STATED GOAL - Starting with the line that includes "Serialize everything readable", write out every remaining line of the records below exactly as it appears, leaving out any images.
-- Start INFORMATION PROVIDED --
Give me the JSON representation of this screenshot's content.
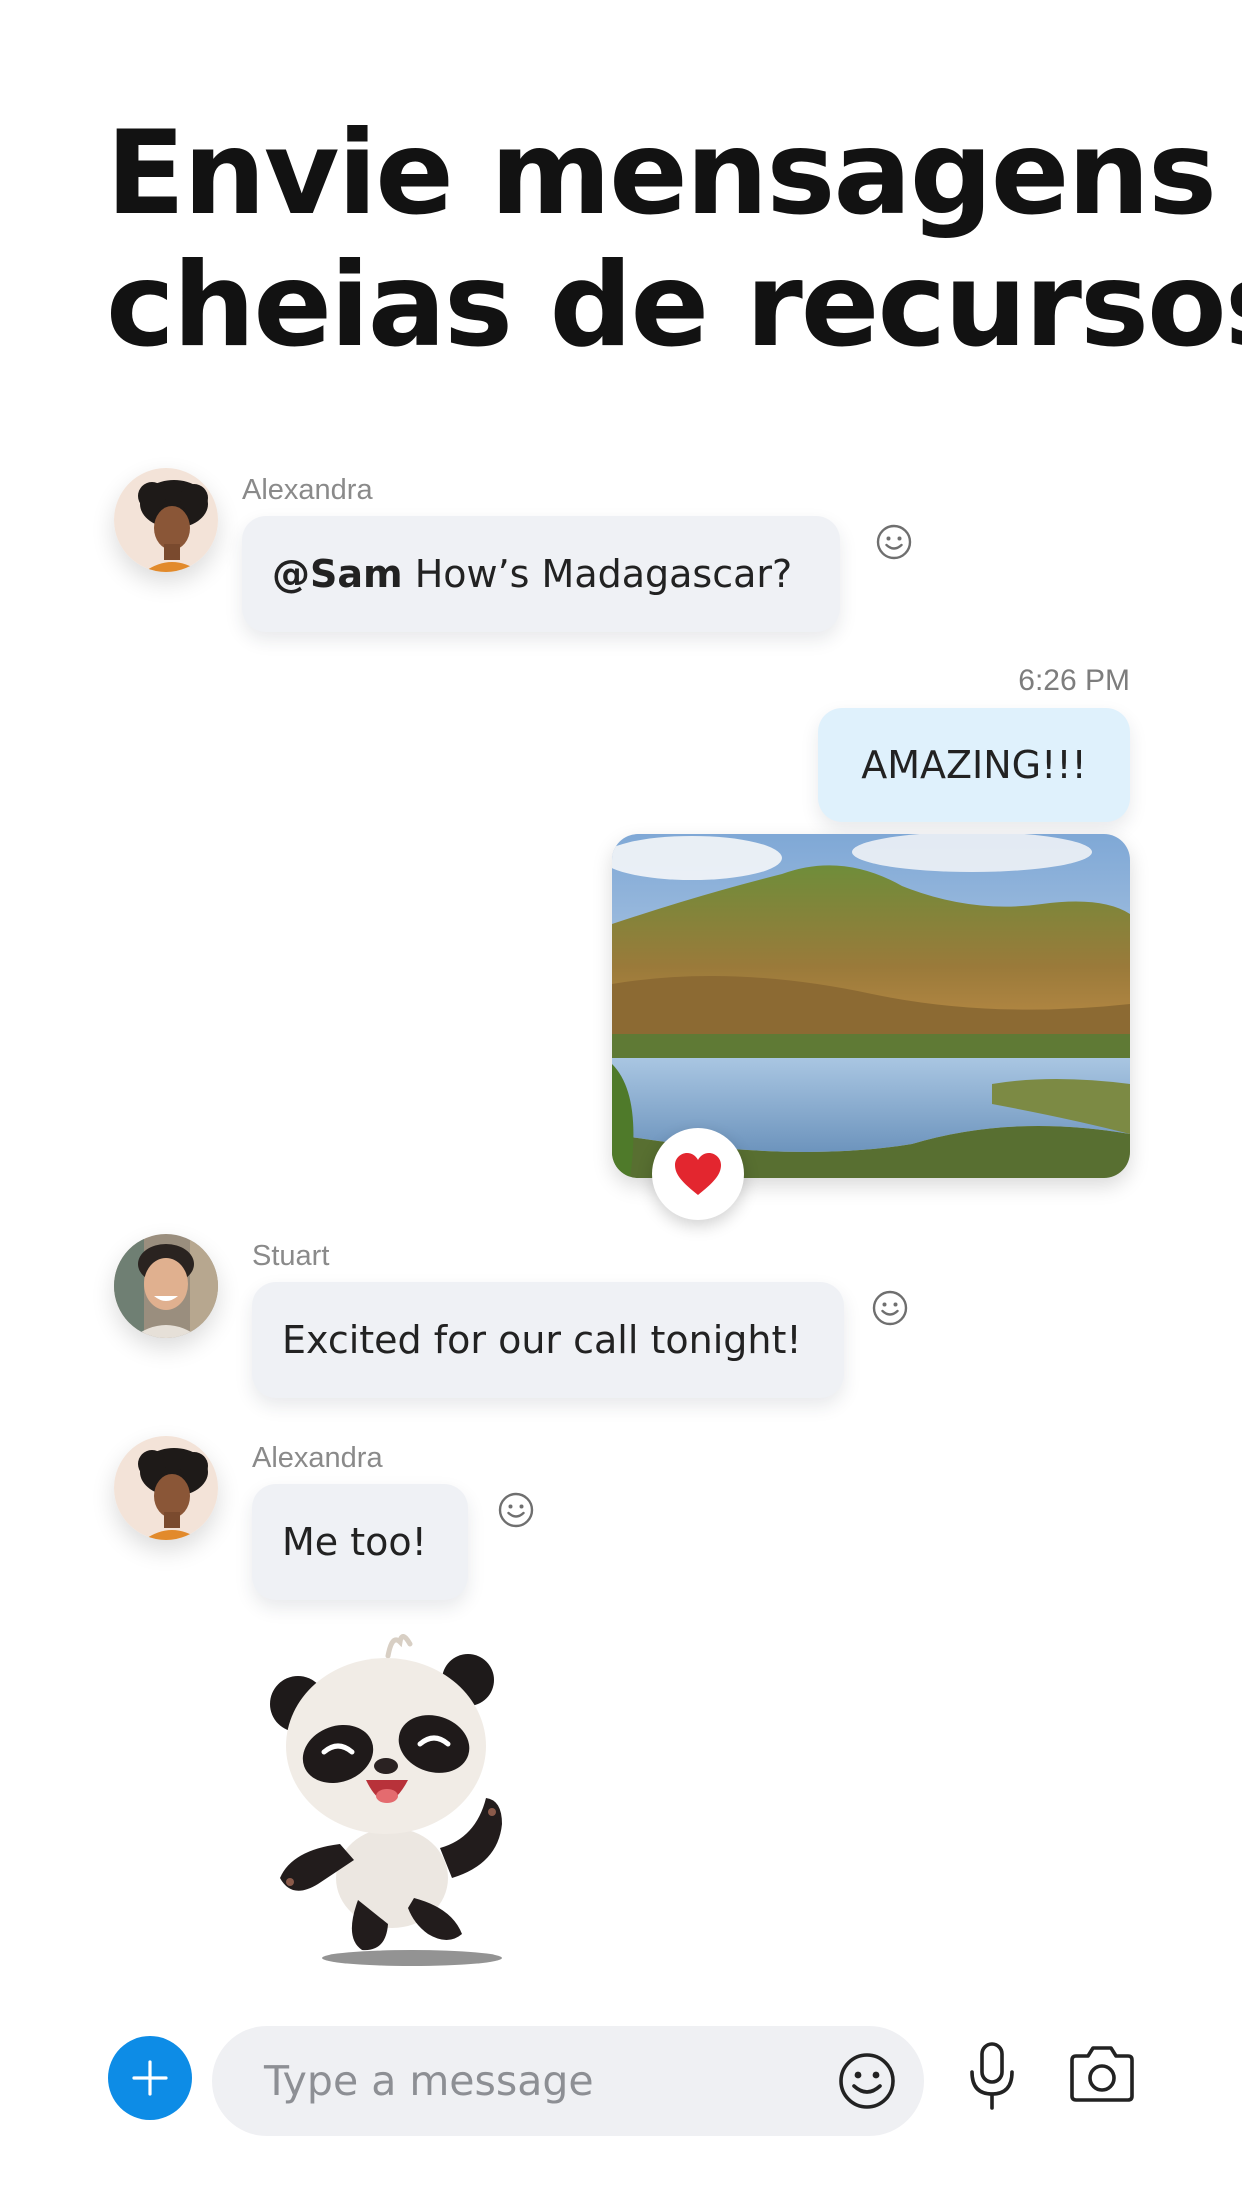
{
  "headline": {
    "line1": "Envie mensagens",
    "line2": "cheias de recursos"
  },
  "messages": [
    {
      "sender": "Alexandra",
      "mention": "@Sam",
      "text": " How’s Madagascar?"
    },
    {
      "time": "6:26 PM",
      "text": "AMAZING!!!",
      "reaction": "heart"
    },
    {
      "sender": "Stuart",
      "text": "Excited for our call tonight!"
    },
    {
      "sender": "Alexandra",
      "text": "Me too!",
      "sticker": "panda"
    }
  ],
  "composer": {
    "placeholder": "Type a message"
  },
  "colors": {
    "accent": "#0d8ce6",
    "incoming_bubble": "#eff1f5",
    "outgoing_bubble": "#dff1fc",
    "heart": "#e3262f"
  }
}
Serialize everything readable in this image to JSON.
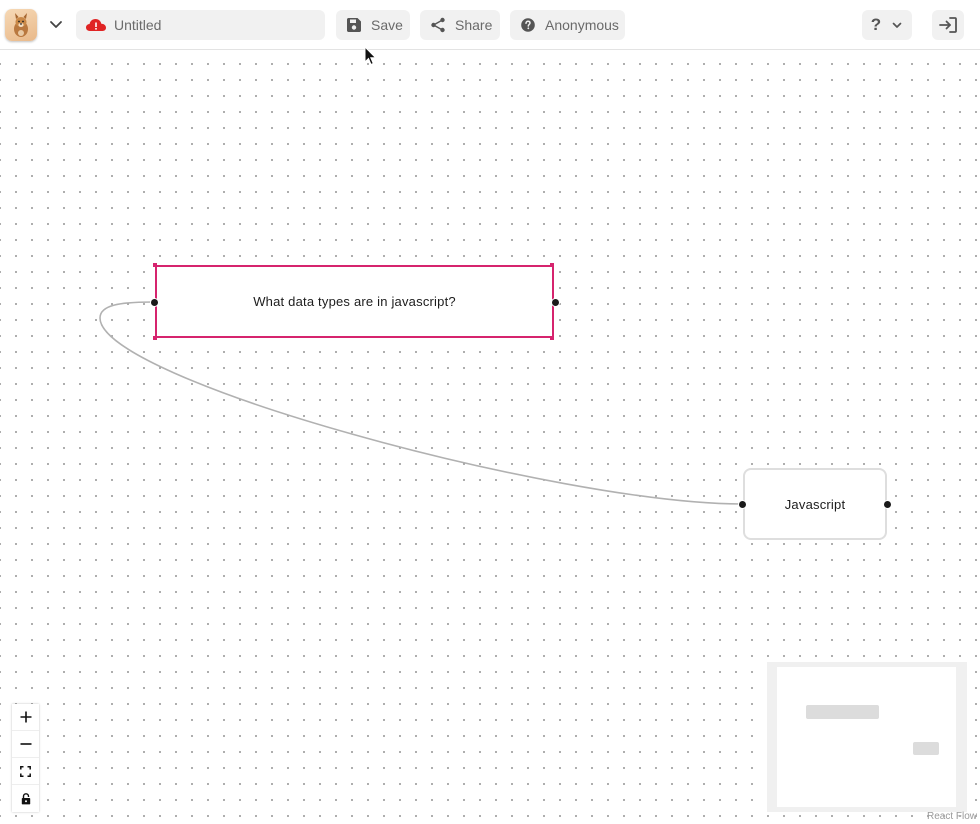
{
  "header": {
    "avatar_alt": "user avatar",
    "title_value": "Untitled",
    "title_placeholder": "Untitled",
    "save_label": "Save",
    "share_label": "Share",
    "user_label": "Anonymous",
    "help_label": "?"
  },
  "nodes": {
    "question": {
      "label": "What data types are in javascript?"
    },
    "topic": {
      "label": "Javascript"
    }
  },
  "controls": [
    "zoom-in",
    "zoom-out",
    "fit-view",
    "toggle-interactivity"
  ],
  "attribution": "React Flow",
  "colors": {
    "selected_border": "#d6246e",
    "edge": "#b1b1b1",
    "cloud_alert": "#e02424"
  }
}
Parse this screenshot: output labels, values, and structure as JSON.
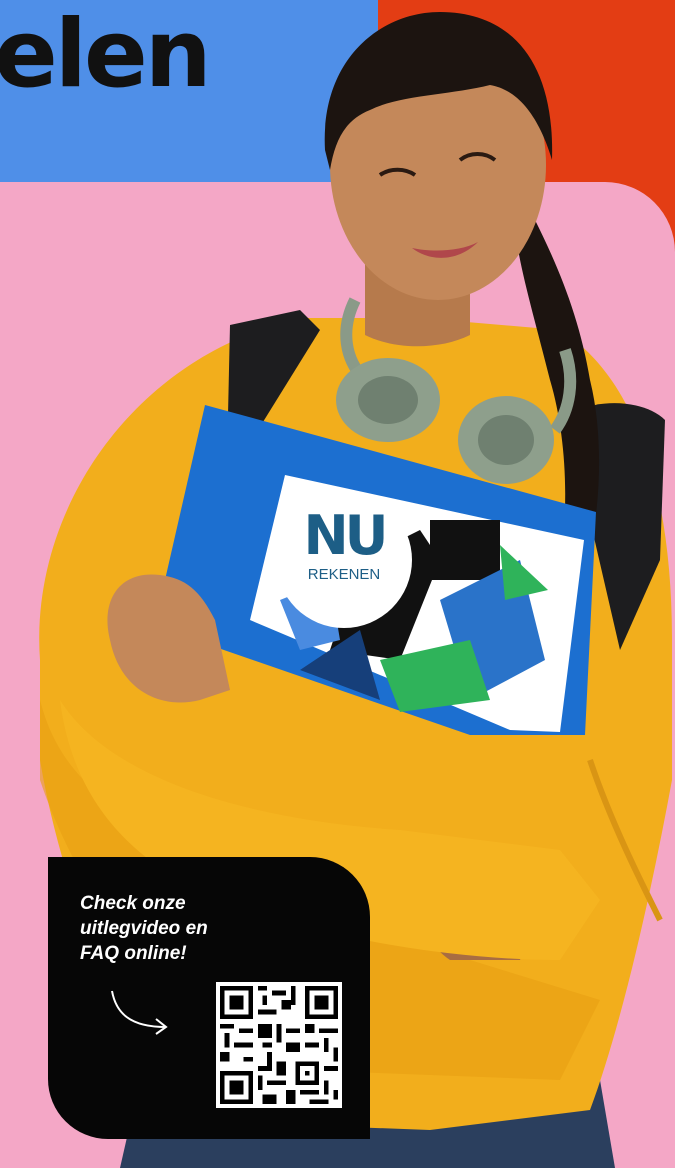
-- End INFORMATION PROVIDED --
FULL SOLUTION -
Serialize everything readable in this image to JSON.
{
  "header": {
    "avatar_alt": "user avatar",
    "title_value": "Untitled",
    "title_placeholder": "Untitled",
    "save_label": "Save",
    "share_label": "Share",
    "user_label": "Anonymous",
    "help_label": "?"
  },
  "nodes": {
    "question": {
      "label": "What data types are in javascript?"
    },
    "topic": {
      "label": "Javascript"
    }
  },
  "controls": [
    "zoom-in",
    "zoom-out",
    "fit-view",
    "toggle-interactivity"
  ],
  "attribution": "React Flow",
  "colors": {
    "selected_border": "#d6246e",
    "edge": "#b1b1b1",
    "cloud_alert": "#e02424"
  }
}
Parse this screenshot: output labels, values, and structure as JSON.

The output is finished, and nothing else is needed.